→ **Exercise**: Print the data exactly as it is given, please.

Collected data:
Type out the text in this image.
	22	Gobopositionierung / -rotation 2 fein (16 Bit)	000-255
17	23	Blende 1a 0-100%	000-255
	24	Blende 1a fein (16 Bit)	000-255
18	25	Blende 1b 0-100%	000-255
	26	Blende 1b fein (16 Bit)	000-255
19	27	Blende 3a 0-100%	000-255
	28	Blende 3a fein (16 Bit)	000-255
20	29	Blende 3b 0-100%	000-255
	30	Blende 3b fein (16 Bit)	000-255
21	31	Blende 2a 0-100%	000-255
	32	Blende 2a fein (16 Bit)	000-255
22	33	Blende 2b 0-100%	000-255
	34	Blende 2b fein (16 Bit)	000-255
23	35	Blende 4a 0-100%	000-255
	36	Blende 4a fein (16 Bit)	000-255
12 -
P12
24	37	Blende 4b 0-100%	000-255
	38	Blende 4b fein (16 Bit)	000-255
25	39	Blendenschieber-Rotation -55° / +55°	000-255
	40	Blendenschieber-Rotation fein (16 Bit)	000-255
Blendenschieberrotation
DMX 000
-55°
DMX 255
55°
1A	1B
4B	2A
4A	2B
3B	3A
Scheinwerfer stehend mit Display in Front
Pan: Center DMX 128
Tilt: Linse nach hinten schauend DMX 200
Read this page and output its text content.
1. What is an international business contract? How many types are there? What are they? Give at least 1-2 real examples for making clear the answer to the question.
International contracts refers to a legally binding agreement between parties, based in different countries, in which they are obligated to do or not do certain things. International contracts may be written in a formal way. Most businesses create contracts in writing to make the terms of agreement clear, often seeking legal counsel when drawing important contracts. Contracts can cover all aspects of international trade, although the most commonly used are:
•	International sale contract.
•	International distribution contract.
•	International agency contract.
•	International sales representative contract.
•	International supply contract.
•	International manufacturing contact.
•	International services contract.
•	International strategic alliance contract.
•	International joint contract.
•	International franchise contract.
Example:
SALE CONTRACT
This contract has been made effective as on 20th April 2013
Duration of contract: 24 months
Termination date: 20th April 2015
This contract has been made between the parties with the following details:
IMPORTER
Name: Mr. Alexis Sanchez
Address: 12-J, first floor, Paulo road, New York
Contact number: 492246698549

→ **Solution to this task**:
Type out the text in this image.
	22	Gobopositionierung / -rotation 2 fein (16 Bit)	000-255
17	23	Blende 1a 0-100%	000-255
	24	Blende 1a fein (16 Bit)	000-255
18	25	Blende 1b 0-100%	000-255
	26	Blende 1b fein (16 Bit)	000-255
19	27	Blende 3a 0-100%	000-255
	28	Blende 3a fein (16 Bit)	000-255
20	29	Blende 3b 0-100%	000-255
	30	Blende 3b fein (16 Bit)	000-255
21	31	Blende 2a 0-100%	000-255
	32	Blende 2a fein (16 Bit)	000-255
22	33	Blende 2b 0-100%	000-255
	34	Blende 2b fein (16 Bit)	000-255
23	35	Blende 4a 0-100%	000-255
	36	Blende 4a fein (16 Bit)	000-255
12 -
P12
24	37	Blende 4b 0-100%	000-255
	38	Blende 4b fein (16 Bit)	000-255
25	39	Blendenschieber-Rotation -55° / +55°	000-255
	40	Blendenschieber-Rotation fein (16 Bit)	000-255
Blendenschieberrotation
DMX 000
-55°
DMX 255
55°
1A	1B
4B	2A
4A	2B
3B	3A
Scheinwerfer stehend mit Display in Front
Pan: Center DMX 128
Tilt: Linse nach hinten schauend DMX 200
Read this page and output its text content.
1. What is an international business contract? How many types are there? What are they? Give at least 1-2 real examples for making clear the answer to the question.
International contracts refers to a legally binding agreement between parties, based in different countries, in which they are obligated to do or not do certain things. International contracts may be written in a formal way. Most businesses create contracts in writing to make the terms of agreement clear, often seeking legal counsel when drawing important contracts. Contracts can cover all aspects of international trade, although the most commonly used are:
•	International sale contract.
•	International distribution contract.
•	International agency contract.
•	International sales representative contract.
•	International supply contract.
•	International manufacturing contact.
•	International services contract.
•	International strategic alliance contract.
•	International joint contract.
•	International franchise contract.
Example:
SALE CONTRACT
This contract has been made effective as on 20th April 2013
Duration of contract: 24 months
Termination date: 20th April 2015
This contract has been made between the parties with the following details:
IMPORTER
Name: Mr. Alexis Sanchez
Address: 12-J, first floor, Paulo road, New York
Contact number: 492246698549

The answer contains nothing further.